** start DATA EXTRACT **

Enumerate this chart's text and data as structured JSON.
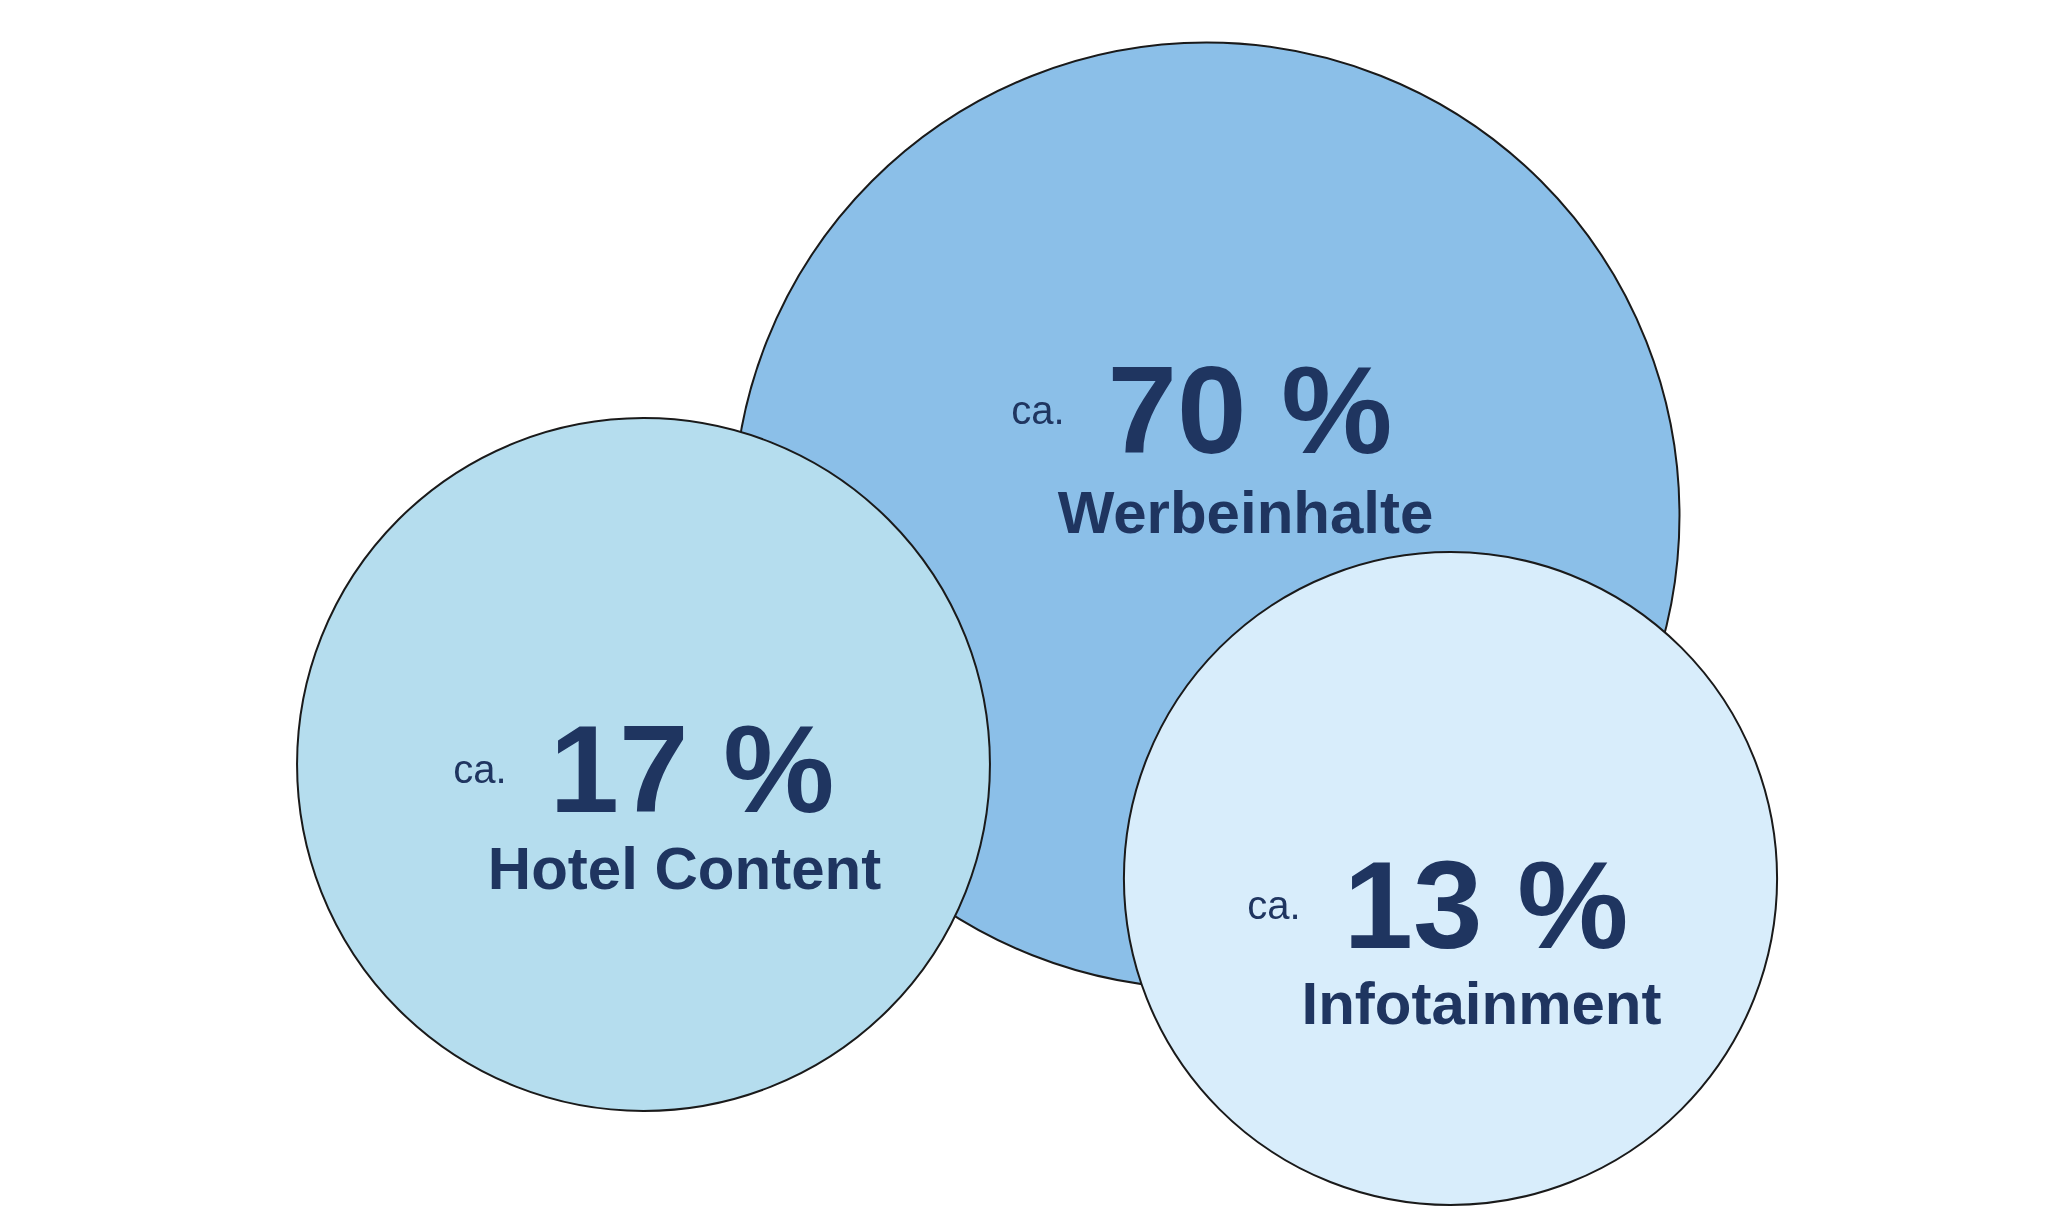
{
  "chart_data": {
    "type": "other",
    "categories": [
      "Werbeinhalte",
      "Hotel Content",
      "Infotainment"
    ],
    "values": [
      70,
      17,
      13
    ],
    "value_labels": [
      "ca. 70 %",
      "ca. 17 %",
      "ca. 13 %"
    ],
    "colors": [
      "#8bbfe8",
      "#b5ddee",
      "#d8edfb"
    ]
  }
}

** end DATA EXTRACT **

**PROBLEM TO SOLVE:** Will you set down the records word for word while leaving out every picture?

**SOLUTION:**
Enumerate this chart's text and data as structured JSON.
{
  "chart_data": {
    "type": "other",
    "categories": [
      "Werbeinhalte",
      "Hotel Content",
      "Infotainment"
    ],
    "values": [
      70,
      17,
      13
    ],
    "value_labels": [
      "ca. 70 %",
      "ca. 17 %",
      "ca. 13 %"
    ],
    "colors": [
      "#8bbfe8",
      "#b5ddee",
      "#d8edfb"
    ]
  }
}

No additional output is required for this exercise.